SHORT EXERCISE: Pull each line holding the word "like" from the data.

PROVIDED RECORDS:
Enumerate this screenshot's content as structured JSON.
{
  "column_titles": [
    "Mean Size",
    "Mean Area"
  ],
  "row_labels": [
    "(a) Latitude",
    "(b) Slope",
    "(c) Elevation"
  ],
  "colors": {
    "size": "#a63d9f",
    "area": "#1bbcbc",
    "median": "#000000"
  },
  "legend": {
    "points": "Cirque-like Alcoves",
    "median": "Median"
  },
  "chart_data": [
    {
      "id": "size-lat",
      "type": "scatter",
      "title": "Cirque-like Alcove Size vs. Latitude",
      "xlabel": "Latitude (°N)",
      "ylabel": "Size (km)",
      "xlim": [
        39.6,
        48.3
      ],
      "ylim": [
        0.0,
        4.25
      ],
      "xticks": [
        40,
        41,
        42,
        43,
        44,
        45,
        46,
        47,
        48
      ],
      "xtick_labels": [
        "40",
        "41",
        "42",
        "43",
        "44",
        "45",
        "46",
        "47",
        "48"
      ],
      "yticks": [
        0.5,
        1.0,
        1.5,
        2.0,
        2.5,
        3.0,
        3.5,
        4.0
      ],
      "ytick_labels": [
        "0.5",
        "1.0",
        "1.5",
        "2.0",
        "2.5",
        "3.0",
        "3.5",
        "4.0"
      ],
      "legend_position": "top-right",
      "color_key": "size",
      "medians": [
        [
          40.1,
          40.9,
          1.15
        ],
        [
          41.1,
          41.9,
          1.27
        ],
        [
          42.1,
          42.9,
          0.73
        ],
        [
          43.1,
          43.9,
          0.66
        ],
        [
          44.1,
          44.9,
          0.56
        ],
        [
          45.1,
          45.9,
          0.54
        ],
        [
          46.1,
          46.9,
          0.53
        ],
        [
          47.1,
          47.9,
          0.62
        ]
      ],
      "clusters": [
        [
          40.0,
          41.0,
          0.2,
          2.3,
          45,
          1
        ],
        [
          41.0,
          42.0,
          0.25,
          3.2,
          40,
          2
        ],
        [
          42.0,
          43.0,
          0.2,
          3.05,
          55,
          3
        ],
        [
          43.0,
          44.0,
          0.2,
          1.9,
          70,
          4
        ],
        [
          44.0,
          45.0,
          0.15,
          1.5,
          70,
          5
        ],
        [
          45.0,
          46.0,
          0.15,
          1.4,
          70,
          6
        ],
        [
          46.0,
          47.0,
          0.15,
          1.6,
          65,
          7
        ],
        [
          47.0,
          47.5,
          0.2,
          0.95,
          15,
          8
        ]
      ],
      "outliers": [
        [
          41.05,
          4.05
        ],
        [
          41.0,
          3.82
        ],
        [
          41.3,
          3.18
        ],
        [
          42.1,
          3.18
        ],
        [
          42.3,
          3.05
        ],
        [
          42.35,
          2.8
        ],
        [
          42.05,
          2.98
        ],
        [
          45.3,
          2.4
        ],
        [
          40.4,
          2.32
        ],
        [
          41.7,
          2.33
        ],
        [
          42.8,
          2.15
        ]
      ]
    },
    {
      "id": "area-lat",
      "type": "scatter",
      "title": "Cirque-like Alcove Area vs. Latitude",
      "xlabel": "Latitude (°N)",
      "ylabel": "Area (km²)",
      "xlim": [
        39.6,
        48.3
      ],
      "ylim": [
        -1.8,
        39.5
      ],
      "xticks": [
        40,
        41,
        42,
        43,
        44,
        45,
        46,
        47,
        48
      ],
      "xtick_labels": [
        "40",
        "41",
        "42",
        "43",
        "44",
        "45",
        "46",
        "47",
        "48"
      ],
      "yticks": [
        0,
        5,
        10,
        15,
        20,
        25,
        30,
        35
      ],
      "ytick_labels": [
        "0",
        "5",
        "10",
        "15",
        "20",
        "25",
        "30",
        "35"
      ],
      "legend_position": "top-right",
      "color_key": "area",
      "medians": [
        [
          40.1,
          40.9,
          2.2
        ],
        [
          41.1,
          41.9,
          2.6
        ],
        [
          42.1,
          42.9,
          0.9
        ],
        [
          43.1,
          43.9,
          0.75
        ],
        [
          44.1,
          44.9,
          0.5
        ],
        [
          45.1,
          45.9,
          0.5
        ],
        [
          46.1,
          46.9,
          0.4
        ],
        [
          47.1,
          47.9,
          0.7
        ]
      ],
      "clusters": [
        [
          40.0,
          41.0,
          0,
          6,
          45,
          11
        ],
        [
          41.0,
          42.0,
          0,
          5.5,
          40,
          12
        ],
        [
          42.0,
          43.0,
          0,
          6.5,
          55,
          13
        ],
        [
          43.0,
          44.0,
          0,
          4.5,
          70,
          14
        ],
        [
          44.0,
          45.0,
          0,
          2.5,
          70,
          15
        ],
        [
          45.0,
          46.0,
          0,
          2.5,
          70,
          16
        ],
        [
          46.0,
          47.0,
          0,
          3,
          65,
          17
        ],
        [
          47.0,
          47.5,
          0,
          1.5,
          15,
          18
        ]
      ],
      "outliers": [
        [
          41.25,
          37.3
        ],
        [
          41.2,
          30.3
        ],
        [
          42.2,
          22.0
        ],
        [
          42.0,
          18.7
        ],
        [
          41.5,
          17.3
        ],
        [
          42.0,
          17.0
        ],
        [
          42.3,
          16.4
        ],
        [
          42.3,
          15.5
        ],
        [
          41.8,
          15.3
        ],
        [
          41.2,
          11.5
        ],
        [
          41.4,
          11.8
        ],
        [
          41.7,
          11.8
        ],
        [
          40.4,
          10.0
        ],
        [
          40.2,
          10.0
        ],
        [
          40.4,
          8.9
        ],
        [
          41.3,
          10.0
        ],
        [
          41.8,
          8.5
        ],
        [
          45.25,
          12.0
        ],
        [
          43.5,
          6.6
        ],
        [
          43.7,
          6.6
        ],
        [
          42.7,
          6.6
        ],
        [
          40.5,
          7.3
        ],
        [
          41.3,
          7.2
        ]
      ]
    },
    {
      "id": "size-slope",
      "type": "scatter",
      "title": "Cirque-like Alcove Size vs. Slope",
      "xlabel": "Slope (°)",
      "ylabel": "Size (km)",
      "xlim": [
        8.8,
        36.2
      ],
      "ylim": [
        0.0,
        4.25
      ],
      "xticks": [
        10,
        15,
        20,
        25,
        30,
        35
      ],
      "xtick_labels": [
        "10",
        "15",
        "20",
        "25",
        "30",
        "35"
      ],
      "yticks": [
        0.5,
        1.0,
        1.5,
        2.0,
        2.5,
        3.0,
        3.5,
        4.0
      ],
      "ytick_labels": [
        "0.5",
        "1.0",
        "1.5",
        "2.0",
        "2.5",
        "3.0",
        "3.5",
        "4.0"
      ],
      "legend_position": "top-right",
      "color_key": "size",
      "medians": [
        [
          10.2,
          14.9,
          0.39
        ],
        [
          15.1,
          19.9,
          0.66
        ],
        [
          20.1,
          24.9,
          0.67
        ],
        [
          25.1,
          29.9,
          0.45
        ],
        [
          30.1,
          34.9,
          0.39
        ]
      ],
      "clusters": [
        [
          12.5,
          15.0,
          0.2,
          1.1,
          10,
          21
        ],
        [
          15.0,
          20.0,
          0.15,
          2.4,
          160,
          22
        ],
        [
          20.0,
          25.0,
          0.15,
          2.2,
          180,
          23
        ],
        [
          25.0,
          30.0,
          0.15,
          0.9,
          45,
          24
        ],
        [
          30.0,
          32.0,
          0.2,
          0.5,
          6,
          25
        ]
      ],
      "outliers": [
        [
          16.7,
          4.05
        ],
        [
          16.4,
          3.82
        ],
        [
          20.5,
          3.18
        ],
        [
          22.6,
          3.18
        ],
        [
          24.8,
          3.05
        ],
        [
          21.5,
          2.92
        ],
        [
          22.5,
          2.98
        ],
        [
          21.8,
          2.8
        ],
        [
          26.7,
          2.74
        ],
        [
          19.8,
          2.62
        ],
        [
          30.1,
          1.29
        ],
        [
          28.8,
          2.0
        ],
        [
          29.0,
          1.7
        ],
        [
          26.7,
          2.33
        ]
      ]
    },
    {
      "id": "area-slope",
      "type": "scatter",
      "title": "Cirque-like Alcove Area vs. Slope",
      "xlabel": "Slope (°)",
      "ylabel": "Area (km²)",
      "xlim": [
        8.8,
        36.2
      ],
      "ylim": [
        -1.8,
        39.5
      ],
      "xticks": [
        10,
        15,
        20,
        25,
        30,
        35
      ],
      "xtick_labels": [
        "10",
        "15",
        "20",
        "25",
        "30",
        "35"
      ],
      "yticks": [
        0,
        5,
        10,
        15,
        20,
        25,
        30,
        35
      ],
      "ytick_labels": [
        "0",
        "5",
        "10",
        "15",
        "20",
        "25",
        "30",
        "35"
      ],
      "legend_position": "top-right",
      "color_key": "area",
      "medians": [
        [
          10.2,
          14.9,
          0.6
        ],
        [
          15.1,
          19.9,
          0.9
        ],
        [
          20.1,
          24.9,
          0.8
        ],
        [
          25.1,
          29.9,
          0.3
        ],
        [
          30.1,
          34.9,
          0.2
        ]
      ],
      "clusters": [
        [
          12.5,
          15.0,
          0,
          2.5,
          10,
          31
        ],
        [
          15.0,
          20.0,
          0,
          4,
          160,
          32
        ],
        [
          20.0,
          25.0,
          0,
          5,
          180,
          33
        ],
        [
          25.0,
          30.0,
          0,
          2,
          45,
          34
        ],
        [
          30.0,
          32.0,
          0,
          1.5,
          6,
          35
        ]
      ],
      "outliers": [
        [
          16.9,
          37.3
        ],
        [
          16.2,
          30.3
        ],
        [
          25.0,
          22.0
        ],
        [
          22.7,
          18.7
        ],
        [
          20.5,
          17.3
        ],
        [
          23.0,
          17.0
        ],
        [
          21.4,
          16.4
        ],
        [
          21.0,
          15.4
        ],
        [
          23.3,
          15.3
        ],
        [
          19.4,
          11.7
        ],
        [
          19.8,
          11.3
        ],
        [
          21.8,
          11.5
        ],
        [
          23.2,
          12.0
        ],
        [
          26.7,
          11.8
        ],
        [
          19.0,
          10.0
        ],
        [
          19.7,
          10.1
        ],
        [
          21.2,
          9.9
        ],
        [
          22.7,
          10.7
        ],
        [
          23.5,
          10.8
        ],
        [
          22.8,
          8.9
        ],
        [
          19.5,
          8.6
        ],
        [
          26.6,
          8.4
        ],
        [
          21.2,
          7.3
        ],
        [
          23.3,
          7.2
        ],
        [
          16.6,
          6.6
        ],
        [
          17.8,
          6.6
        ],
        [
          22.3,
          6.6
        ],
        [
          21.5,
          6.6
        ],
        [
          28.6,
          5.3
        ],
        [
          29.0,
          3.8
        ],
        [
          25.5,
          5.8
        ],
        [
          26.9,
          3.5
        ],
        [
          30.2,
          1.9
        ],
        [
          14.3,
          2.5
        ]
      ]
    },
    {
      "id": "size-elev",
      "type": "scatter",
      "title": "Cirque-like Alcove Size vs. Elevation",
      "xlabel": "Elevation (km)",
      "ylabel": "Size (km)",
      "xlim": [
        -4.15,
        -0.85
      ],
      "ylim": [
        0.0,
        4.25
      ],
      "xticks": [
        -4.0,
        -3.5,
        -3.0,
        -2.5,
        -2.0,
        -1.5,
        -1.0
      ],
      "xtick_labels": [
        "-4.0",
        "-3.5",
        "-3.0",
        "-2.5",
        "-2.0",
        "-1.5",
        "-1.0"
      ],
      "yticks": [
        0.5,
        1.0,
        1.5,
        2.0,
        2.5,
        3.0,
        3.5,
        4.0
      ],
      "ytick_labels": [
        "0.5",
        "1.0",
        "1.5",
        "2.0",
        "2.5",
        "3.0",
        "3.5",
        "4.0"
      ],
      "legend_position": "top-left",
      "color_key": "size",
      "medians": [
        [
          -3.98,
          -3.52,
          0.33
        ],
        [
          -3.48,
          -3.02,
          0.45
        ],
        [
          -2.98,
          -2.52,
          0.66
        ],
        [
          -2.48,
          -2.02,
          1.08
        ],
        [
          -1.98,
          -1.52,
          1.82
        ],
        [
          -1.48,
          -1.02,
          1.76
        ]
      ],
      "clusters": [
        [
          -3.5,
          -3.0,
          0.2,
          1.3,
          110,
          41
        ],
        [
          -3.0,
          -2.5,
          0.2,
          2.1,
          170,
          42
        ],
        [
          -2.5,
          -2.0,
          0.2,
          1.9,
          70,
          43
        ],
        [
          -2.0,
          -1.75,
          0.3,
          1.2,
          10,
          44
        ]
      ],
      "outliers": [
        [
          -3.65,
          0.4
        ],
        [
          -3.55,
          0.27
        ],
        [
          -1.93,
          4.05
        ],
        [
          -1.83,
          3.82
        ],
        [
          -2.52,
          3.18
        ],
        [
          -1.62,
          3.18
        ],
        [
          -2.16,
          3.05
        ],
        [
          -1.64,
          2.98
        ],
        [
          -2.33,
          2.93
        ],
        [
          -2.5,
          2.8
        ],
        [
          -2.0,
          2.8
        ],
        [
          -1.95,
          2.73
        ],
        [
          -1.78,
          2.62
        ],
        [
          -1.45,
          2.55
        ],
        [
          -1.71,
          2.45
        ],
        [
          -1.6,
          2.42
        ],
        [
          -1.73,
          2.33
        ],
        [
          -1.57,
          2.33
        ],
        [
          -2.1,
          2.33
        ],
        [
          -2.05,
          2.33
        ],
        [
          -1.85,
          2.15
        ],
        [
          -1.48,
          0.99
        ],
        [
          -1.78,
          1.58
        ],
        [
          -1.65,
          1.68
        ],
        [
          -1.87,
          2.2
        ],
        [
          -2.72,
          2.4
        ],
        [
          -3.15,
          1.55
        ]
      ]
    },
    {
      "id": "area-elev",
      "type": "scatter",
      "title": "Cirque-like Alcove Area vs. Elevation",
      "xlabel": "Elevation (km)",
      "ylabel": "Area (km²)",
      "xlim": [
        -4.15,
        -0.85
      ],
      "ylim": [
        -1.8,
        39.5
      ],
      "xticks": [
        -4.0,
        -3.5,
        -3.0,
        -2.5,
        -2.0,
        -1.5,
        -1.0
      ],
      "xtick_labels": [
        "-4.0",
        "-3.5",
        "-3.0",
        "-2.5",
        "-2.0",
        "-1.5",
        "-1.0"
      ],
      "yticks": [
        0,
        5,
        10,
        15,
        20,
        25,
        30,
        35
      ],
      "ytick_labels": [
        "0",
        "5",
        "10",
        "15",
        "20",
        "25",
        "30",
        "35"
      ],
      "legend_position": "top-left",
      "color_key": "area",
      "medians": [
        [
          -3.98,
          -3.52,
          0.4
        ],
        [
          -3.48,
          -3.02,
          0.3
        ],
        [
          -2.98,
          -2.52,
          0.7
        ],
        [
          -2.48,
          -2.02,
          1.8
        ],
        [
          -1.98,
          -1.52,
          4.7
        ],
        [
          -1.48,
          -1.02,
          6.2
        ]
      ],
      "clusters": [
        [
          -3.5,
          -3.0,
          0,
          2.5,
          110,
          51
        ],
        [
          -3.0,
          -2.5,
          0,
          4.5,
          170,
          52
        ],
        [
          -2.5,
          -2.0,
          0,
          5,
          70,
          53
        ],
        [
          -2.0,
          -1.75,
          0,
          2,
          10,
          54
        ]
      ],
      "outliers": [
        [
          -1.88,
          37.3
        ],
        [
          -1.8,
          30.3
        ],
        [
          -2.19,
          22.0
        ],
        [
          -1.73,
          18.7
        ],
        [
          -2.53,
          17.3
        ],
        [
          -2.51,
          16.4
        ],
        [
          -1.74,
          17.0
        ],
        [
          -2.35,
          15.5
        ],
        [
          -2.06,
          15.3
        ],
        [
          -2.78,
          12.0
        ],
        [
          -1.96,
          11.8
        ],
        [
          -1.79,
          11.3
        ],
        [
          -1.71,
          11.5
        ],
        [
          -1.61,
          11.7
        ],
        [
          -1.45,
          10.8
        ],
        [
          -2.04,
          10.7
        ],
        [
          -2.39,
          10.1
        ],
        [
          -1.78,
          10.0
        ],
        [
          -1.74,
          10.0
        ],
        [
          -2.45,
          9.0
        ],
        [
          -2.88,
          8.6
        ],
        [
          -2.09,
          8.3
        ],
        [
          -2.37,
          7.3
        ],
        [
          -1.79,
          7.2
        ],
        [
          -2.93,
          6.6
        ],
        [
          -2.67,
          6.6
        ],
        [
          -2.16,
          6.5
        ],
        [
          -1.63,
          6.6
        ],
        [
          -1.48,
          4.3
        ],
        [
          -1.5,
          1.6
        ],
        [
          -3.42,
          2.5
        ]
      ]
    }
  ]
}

EXPECTED OUTPUT:
    "points": "Cirque-like Alcoves",
      "title": "Cirque-like Alcove Size vs. Latitude",
      "title": "Cirque-like Alcove Area vs. Latitude",
      "title": "Cirque-like Alcove Size vs. Slope",
      "title": "Cirque-like Alcove Area vs. Slope",
      "title": "Cirque-like Alcove Size vs. Elevation",
      "title": "Cirque-like Alcove Area vs. Elevation",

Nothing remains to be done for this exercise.